Start of Items
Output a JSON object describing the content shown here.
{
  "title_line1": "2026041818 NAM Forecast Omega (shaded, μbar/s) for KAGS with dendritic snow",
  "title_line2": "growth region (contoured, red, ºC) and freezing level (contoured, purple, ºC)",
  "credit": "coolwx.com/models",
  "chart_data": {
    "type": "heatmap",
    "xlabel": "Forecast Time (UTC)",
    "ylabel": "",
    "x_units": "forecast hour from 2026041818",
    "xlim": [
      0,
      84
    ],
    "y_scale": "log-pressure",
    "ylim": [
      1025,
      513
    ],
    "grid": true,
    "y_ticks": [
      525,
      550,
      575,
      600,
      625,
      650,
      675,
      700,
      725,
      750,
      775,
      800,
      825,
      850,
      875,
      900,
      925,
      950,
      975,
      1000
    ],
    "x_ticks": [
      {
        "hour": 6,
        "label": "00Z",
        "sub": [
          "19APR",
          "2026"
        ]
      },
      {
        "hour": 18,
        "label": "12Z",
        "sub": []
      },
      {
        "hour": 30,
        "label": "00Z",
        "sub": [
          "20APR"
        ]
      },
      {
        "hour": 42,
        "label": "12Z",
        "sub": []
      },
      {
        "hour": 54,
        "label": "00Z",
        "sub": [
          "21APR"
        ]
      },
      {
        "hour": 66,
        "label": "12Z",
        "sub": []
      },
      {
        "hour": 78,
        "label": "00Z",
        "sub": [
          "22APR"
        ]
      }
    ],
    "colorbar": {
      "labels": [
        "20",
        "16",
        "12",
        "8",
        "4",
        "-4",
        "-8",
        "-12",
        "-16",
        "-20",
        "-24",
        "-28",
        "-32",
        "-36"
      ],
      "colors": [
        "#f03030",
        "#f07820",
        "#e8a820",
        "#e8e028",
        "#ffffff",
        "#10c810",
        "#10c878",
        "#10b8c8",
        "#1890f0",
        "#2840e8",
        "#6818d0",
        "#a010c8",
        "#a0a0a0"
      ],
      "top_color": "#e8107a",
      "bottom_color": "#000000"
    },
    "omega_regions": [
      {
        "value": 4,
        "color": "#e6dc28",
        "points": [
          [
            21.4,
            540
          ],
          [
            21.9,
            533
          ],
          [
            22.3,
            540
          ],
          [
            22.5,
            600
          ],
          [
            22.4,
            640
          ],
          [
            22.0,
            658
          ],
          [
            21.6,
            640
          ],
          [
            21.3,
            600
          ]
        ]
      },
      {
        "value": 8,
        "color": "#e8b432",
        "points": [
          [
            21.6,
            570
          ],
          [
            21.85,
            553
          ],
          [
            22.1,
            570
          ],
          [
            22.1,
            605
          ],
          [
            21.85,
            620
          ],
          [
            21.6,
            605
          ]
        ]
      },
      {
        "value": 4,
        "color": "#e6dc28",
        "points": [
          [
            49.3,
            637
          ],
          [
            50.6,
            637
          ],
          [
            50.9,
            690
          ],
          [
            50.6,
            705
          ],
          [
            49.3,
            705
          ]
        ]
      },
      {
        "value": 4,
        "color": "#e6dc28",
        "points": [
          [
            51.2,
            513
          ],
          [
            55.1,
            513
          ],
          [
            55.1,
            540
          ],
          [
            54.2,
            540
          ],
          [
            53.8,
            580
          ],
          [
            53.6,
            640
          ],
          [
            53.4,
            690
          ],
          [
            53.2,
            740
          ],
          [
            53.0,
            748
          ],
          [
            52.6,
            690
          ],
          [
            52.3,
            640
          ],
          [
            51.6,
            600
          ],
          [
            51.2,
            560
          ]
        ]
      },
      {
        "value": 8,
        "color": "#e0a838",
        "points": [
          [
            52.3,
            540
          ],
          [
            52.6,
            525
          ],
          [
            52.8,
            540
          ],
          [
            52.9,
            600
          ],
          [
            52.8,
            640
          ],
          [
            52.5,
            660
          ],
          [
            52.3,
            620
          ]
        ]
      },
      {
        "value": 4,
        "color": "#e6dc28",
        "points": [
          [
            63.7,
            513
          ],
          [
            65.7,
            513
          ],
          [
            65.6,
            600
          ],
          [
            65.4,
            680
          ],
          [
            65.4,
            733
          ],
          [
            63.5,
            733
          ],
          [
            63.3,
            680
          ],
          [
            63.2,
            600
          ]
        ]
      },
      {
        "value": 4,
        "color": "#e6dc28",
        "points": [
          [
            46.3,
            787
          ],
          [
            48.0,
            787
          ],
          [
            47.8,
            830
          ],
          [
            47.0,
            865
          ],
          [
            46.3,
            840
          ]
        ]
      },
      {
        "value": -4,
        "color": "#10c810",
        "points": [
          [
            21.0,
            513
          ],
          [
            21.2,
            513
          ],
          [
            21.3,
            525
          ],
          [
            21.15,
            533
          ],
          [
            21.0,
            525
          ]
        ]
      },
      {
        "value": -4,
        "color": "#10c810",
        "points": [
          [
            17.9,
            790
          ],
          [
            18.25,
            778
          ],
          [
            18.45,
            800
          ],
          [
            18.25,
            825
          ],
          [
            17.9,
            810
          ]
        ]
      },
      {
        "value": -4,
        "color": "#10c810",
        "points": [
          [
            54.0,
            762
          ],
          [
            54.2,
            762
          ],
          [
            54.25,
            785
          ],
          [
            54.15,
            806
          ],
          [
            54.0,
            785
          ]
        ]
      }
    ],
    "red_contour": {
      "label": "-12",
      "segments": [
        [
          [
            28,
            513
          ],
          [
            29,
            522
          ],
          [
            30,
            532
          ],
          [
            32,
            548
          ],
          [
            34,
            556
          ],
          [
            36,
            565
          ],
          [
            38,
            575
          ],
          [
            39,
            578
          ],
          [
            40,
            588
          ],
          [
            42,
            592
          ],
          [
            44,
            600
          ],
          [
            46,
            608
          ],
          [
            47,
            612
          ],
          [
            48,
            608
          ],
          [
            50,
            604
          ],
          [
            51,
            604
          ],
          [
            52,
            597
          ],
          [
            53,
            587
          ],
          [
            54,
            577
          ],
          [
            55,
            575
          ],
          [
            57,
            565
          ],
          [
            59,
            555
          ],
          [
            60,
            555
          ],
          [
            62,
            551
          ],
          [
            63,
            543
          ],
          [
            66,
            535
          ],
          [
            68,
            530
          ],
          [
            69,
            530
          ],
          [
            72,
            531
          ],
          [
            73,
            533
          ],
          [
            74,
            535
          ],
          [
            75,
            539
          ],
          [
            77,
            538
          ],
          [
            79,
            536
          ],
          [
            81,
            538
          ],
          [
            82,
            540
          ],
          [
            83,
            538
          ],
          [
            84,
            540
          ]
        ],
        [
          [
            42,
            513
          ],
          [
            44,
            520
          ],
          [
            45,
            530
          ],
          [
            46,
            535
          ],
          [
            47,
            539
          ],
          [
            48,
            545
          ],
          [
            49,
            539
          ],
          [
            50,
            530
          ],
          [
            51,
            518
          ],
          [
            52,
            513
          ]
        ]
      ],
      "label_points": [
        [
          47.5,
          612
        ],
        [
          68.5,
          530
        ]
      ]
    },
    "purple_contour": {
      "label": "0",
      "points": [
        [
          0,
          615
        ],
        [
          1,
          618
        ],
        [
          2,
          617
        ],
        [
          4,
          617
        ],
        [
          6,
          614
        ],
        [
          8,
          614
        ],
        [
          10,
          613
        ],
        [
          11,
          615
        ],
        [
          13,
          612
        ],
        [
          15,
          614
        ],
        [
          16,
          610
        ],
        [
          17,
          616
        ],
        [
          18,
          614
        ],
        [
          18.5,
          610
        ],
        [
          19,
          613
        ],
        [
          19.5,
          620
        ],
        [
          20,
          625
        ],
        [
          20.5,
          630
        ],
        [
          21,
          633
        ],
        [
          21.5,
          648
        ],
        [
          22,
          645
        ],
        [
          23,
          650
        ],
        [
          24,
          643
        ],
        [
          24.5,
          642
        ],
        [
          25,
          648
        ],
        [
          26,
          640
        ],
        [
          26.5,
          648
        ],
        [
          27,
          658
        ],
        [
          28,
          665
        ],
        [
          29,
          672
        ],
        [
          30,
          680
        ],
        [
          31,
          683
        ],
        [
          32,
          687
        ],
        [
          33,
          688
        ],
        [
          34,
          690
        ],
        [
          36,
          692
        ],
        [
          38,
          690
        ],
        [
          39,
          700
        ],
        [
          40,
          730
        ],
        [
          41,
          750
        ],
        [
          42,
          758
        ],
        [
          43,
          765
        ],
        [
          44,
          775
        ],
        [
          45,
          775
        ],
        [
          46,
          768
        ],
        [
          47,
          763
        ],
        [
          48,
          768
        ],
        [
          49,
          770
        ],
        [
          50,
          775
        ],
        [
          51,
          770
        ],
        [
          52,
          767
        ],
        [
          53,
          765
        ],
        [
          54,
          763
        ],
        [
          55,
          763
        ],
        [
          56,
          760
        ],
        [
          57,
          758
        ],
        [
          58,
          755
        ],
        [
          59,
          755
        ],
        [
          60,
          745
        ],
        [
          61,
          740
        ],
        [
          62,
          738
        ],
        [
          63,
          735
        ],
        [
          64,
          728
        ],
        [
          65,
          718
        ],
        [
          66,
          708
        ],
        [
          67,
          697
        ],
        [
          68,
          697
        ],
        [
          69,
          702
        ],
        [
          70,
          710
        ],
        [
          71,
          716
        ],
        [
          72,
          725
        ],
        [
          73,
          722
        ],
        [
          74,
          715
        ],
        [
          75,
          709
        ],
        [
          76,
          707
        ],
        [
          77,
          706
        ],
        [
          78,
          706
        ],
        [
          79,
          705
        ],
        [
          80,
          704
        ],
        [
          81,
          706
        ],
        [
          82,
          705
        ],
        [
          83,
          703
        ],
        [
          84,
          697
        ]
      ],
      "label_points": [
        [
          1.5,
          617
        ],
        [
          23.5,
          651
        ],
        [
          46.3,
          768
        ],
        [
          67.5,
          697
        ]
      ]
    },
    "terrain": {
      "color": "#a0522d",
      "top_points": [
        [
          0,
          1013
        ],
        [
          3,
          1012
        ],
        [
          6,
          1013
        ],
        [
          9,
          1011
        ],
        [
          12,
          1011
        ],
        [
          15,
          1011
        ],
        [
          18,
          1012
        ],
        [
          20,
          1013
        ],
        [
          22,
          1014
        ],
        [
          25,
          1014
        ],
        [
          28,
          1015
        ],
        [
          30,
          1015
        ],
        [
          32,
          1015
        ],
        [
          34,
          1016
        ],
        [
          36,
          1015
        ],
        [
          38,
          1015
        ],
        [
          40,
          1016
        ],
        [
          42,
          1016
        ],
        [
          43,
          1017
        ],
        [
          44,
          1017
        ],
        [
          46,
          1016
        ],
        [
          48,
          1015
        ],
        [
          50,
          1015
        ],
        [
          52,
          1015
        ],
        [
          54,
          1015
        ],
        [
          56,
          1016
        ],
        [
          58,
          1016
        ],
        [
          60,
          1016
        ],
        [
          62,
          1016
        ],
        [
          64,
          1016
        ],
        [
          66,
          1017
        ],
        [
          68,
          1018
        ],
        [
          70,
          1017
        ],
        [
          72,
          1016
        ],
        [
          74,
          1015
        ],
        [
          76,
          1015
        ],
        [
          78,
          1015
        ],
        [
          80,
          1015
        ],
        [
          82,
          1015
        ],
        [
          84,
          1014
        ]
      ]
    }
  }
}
End of Items
- [Given instruction]
Collect each line containing the string "hour".

- [Reply to the exercise]
    "x_units": "forecast hour from 2026041818",
        "hour": 6,
        "hour": 18,
        "hour": 30,
        "hour": 42,
        "hour": 54,
        "hour": 66,
        "hour": 78,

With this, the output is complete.